▶ _Supplied material_

+ + +

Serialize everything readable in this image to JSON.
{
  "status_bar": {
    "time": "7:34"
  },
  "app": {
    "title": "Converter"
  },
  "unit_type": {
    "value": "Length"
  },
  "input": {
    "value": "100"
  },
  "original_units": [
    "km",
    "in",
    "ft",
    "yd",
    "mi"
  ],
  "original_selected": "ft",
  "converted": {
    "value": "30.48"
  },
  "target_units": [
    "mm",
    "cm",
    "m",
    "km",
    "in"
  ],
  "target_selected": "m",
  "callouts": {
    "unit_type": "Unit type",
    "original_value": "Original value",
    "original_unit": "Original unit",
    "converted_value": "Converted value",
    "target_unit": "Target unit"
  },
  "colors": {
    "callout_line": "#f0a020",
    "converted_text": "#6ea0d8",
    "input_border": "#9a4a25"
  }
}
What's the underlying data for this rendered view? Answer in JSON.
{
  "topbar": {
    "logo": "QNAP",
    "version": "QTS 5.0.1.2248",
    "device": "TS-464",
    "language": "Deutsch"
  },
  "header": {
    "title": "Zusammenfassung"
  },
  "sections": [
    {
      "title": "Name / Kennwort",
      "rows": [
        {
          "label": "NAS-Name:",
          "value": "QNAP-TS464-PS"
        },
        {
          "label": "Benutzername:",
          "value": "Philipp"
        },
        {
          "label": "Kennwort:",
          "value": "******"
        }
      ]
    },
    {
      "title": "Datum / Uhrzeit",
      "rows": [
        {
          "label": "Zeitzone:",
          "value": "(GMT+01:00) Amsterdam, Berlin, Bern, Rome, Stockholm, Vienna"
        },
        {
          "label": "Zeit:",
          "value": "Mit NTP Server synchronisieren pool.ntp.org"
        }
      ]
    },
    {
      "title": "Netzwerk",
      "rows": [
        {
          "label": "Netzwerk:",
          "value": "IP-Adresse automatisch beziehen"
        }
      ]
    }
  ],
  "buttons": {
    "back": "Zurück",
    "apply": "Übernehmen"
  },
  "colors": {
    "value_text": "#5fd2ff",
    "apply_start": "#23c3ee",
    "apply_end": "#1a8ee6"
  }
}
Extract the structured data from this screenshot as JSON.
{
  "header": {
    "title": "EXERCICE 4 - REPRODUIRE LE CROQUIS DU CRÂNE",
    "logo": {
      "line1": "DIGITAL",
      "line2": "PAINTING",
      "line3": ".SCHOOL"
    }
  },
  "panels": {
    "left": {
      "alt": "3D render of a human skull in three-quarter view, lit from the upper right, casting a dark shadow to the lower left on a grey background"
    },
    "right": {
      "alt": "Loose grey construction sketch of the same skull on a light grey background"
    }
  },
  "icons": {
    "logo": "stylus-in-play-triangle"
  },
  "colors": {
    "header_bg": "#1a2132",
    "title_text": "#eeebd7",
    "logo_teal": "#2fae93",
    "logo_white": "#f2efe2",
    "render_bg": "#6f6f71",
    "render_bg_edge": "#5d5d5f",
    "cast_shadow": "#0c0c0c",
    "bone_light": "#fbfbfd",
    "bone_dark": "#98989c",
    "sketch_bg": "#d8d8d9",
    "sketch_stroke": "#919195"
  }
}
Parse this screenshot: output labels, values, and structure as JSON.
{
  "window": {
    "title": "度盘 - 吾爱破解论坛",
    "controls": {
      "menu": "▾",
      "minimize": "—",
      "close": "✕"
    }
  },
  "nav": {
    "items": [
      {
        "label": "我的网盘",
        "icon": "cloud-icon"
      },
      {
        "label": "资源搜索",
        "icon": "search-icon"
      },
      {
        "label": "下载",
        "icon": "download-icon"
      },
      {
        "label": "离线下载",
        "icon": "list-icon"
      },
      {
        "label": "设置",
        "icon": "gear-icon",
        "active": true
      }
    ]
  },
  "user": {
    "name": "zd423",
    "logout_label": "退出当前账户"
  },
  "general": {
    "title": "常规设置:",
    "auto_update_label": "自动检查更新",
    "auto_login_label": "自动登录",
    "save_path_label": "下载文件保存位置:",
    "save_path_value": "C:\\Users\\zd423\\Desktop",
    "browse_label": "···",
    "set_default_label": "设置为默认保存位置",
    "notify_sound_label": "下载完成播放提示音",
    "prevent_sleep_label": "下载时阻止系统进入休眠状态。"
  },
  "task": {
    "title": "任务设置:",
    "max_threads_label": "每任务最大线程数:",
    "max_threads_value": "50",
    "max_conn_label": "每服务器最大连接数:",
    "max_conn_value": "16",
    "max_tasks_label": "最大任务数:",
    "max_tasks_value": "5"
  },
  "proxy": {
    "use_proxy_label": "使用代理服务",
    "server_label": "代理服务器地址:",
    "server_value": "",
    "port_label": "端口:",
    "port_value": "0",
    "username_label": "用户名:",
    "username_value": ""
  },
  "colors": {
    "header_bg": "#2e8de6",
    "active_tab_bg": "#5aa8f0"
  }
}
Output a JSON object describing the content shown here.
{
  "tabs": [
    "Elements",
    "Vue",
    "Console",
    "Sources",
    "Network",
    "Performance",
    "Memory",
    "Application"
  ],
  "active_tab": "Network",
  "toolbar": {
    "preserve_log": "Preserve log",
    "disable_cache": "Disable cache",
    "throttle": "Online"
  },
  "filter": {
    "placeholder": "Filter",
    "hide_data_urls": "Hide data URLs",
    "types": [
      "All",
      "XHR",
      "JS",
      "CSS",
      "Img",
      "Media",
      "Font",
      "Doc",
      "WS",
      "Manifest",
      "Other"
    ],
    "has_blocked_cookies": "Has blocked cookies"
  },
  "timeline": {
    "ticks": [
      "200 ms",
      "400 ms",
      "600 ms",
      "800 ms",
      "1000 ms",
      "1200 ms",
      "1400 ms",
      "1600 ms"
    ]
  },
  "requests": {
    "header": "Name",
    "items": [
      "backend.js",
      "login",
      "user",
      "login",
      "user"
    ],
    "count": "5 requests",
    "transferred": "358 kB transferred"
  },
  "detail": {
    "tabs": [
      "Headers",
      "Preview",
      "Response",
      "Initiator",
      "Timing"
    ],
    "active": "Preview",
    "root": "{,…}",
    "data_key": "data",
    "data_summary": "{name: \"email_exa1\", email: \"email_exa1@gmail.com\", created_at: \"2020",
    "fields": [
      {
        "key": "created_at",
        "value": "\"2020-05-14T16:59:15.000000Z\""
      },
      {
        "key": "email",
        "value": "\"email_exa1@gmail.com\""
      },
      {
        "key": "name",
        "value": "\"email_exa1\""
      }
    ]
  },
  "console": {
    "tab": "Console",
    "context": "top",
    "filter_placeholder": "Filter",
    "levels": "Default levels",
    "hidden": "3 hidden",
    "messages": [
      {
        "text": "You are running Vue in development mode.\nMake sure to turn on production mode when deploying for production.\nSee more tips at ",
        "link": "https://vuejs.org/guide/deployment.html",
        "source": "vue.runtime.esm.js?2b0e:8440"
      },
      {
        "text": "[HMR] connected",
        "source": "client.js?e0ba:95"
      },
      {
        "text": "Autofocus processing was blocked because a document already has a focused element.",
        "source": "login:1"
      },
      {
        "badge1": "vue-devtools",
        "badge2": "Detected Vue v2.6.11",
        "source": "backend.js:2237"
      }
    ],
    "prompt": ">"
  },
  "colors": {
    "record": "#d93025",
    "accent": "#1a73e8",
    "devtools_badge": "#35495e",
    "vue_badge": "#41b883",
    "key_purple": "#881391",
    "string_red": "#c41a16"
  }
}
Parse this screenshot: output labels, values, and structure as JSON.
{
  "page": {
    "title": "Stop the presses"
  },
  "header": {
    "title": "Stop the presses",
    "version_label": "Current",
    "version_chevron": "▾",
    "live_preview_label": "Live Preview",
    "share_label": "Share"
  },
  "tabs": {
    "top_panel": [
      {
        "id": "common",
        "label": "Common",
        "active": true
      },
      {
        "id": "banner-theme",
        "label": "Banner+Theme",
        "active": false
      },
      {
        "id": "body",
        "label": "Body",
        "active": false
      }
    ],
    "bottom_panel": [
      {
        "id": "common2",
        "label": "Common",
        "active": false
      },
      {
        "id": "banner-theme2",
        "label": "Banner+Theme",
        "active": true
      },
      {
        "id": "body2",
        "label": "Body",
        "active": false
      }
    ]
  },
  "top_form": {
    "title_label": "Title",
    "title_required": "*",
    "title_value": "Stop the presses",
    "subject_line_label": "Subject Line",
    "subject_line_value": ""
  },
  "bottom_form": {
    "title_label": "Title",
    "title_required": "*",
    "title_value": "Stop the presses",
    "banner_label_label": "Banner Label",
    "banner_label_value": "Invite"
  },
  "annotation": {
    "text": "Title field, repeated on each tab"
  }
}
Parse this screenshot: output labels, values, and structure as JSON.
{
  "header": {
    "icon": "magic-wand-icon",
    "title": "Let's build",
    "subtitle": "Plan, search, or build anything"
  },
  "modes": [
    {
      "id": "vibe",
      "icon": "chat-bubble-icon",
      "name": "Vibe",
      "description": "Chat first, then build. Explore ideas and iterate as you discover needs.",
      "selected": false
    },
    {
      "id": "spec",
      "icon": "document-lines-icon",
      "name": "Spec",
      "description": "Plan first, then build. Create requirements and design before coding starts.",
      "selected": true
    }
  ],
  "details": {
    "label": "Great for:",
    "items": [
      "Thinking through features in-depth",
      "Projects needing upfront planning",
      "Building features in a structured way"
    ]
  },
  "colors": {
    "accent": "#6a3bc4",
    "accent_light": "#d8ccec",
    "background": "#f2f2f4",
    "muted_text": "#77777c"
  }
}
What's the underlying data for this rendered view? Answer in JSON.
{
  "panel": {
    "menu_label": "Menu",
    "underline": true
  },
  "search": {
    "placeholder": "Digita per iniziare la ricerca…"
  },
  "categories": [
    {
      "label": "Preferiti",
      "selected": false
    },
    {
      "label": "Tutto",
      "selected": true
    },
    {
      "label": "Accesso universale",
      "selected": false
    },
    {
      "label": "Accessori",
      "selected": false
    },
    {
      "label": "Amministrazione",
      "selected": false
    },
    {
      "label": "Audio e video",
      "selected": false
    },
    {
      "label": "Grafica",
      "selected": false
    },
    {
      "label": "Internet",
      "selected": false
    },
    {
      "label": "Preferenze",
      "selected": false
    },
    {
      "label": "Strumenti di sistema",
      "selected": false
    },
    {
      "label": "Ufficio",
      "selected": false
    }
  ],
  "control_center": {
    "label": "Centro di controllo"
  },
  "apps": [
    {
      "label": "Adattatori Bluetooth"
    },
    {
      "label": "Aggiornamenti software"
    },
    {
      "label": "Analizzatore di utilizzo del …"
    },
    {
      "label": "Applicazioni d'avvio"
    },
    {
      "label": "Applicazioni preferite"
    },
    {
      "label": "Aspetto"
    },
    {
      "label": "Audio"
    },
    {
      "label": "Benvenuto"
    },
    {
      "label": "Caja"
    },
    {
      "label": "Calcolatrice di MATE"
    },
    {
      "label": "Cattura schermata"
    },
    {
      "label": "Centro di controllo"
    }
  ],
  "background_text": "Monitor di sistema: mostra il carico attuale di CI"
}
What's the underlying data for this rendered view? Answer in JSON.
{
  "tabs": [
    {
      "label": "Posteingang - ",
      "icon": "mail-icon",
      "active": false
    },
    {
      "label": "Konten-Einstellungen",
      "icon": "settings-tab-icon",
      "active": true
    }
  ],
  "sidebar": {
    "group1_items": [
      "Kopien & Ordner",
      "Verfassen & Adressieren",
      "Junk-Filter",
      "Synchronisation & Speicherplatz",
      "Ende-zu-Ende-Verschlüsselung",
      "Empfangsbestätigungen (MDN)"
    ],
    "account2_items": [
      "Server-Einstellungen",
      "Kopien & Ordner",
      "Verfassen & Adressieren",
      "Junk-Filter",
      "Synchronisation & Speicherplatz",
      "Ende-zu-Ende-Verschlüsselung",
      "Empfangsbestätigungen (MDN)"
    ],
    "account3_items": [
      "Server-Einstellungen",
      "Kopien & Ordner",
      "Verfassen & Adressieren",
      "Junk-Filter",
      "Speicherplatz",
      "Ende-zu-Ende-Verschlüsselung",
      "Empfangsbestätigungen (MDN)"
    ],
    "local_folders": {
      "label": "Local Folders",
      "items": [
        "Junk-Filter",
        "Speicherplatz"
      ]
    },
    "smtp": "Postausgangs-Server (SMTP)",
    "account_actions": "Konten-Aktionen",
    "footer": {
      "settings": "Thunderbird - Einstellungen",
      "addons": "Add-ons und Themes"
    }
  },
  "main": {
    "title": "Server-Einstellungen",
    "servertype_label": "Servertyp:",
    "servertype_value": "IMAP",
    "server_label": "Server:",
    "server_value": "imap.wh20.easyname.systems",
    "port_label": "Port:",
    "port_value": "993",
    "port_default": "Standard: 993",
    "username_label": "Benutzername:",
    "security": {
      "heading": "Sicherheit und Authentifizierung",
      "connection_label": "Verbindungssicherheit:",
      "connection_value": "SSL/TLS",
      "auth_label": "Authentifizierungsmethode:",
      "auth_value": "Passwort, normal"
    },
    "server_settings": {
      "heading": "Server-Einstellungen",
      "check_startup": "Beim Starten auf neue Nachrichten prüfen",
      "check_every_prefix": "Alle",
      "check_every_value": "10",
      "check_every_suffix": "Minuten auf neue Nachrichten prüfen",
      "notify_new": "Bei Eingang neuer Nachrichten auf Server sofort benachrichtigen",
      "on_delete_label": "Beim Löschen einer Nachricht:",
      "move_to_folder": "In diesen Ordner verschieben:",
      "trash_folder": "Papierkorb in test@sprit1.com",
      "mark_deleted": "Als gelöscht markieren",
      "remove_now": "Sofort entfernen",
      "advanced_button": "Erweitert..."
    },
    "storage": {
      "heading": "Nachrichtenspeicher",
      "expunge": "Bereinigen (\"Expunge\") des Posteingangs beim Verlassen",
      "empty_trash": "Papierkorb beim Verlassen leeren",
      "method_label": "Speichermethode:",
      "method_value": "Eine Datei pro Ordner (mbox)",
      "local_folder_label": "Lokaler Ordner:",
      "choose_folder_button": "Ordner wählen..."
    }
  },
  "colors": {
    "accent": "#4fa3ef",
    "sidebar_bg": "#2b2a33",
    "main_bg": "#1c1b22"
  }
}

+ + +

▶ _Task details_
Give the number of lines above that hold the word "Preview", and nothing more.

▶ _Output of the task_
3